⟨

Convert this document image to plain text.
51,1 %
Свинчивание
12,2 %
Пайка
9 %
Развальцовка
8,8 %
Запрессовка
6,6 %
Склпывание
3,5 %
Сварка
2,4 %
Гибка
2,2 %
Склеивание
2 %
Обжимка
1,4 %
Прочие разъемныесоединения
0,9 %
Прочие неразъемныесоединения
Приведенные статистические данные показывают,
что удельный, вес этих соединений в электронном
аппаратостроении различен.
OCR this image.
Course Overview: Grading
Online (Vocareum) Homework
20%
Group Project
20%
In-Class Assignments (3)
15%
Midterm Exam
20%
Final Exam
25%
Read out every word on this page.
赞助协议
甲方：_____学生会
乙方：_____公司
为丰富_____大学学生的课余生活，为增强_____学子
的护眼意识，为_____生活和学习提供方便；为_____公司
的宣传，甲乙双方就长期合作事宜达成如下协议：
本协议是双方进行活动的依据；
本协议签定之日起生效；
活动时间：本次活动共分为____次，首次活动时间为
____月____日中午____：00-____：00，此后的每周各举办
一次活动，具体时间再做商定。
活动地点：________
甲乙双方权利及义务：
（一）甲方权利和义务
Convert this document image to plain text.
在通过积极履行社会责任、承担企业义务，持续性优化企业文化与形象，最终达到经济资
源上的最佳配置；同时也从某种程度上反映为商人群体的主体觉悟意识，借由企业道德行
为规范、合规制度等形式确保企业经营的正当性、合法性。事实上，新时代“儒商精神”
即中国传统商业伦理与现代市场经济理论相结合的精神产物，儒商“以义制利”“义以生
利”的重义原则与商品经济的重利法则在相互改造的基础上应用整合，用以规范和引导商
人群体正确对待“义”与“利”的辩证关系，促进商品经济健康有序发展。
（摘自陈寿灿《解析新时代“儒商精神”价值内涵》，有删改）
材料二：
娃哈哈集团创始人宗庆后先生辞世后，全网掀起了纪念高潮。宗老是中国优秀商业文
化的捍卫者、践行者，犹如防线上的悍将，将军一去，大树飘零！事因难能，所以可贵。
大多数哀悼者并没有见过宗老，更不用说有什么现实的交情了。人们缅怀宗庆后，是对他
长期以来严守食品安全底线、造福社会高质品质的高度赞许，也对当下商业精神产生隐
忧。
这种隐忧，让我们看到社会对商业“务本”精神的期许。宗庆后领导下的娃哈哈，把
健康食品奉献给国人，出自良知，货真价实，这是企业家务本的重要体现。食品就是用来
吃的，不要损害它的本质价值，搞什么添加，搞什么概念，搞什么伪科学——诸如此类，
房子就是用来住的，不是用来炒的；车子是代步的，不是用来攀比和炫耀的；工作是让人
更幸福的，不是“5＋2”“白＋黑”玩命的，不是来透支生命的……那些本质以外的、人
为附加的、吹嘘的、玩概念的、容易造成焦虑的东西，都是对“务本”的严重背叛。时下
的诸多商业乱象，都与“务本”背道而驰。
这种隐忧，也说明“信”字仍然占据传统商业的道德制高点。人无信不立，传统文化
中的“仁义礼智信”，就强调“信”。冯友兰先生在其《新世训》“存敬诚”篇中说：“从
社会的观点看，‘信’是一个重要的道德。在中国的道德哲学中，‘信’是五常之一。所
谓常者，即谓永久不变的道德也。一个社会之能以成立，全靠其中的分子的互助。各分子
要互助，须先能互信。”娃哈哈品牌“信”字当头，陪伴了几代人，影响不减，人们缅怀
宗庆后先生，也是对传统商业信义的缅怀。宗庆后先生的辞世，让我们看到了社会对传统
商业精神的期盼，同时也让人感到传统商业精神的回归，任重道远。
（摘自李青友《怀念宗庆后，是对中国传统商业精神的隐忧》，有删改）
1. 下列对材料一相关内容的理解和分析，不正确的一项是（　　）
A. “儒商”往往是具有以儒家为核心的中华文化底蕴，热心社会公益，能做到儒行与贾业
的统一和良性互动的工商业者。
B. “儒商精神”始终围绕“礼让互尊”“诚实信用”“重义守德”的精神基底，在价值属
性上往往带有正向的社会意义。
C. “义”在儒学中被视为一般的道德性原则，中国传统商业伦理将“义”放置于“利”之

⟩

# [THE EXERCISE]
Only lines with the word "Прочие" should be collected from the material.

# [TASK OUTPUT]
Прочие разъемныесоединения
Прочие неразъемныесоединения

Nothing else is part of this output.